§ **Dataset content**:

(begin)

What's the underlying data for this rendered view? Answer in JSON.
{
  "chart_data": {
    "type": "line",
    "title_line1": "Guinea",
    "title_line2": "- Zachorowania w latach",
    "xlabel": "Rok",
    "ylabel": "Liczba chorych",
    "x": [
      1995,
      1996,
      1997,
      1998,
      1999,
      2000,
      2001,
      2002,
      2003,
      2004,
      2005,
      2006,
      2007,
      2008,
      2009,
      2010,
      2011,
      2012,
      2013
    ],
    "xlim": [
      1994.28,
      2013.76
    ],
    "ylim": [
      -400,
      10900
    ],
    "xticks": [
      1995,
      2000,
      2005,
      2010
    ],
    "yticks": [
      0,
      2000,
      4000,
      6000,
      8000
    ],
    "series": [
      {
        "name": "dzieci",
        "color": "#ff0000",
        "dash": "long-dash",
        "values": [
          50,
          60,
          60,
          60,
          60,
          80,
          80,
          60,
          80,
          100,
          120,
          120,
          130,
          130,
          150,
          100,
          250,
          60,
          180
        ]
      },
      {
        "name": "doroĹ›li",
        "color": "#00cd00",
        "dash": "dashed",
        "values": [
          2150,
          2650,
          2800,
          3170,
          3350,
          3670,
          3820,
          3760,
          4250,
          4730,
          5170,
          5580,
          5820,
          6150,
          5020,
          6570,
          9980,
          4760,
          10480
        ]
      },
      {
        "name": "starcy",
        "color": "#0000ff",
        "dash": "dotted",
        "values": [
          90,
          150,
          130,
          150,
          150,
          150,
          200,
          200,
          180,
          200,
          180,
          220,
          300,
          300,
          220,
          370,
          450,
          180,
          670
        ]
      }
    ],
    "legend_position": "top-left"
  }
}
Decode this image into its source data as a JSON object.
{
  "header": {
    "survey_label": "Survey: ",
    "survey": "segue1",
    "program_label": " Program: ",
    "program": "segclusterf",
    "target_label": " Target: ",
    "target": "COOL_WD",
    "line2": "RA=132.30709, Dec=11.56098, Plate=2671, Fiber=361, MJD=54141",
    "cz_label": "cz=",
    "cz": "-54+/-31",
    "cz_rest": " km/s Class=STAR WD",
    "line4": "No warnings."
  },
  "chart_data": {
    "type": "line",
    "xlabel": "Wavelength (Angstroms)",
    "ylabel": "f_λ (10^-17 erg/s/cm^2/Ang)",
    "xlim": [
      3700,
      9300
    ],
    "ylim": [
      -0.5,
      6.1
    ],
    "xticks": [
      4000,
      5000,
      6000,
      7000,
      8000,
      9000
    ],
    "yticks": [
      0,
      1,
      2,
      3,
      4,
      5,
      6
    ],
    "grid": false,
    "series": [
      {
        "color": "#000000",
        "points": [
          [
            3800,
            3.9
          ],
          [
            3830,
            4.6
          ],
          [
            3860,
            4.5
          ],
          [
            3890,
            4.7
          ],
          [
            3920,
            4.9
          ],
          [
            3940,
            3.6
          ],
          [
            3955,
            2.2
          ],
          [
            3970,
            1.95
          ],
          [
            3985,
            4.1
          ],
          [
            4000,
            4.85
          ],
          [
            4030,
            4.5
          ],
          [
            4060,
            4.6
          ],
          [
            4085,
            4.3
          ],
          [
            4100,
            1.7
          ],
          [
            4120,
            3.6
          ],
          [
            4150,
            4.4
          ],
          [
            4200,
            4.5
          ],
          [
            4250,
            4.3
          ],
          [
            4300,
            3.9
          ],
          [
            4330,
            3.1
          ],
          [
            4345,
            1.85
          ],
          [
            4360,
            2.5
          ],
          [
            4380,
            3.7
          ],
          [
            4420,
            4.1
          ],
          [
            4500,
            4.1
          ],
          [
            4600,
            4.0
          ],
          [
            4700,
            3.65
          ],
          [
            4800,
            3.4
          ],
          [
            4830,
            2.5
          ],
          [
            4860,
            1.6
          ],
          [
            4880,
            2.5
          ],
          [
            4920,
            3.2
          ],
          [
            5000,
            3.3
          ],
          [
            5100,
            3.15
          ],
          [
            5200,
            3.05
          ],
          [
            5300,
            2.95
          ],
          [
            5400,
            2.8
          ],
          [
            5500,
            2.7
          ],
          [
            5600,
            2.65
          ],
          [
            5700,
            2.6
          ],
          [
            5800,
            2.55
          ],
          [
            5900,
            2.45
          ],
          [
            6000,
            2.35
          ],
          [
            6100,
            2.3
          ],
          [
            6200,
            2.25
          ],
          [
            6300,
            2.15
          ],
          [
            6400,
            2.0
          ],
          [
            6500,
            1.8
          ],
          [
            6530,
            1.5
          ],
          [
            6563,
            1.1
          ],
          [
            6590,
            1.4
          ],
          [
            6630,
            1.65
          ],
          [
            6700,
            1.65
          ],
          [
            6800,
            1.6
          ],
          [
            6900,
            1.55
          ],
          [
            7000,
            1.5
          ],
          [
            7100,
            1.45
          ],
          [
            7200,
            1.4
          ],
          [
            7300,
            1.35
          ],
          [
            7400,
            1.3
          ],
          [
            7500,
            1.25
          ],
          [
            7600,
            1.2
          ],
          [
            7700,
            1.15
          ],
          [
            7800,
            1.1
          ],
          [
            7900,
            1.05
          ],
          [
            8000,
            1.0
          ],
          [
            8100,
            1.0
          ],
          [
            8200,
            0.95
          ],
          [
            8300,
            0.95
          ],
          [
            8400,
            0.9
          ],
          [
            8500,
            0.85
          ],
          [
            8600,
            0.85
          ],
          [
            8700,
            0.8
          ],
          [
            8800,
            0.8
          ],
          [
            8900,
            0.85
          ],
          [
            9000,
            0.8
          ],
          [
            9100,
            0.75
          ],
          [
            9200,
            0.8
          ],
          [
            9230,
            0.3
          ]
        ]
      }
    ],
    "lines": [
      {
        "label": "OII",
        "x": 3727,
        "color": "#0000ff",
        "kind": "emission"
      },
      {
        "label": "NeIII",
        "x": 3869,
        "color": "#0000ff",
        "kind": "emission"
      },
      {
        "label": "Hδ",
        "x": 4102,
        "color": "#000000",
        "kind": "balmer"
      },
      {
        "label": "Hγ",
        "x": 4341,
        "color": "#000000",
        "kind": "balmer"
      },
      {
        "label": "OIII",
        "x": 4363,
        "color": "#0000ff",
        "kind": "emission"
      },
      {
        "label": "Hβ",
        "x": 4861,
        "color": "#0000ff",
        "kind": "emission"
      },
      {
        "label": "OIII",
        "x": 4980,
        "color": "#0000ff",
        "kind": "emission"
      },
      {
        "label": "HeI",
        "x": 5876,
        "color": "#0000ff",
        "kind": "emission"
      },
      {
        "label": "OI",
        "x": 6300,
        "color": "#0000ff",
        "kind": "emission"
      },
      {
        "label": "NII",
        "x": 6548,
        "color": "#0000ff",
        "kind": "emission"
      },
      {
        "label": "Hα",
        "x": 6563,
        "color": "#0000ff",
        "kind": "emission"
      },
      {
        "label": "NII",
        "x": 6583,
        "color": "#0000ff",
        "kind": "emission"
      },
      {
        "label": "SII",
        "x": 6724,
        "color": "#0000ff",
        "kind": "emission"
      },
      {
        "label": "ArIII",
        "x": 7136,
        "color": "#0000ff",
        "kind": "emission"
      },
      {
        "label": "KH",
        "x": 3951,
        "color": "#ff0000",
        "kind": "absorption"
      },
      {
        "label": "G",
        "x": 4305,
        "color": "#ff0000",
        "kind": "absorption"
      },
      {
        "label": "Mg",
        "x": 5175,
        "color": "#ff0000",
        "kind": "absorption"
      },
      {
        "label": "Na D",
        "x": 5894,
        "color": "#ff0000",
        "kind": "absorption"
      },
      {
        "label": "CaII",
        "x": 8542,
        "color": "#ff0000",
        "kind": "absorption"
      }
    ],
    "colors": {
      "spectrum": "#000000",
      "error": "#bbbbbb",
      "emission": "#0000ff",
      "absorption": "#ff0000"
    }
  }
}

(end)

§ **Description of the task**: Using the listing above, return all lines where the word "this" occurs.

§ **Problem solution**:
What's the underlying data for this rendered view? Answer in JSON.
Decode this image into its source data as a JSON object.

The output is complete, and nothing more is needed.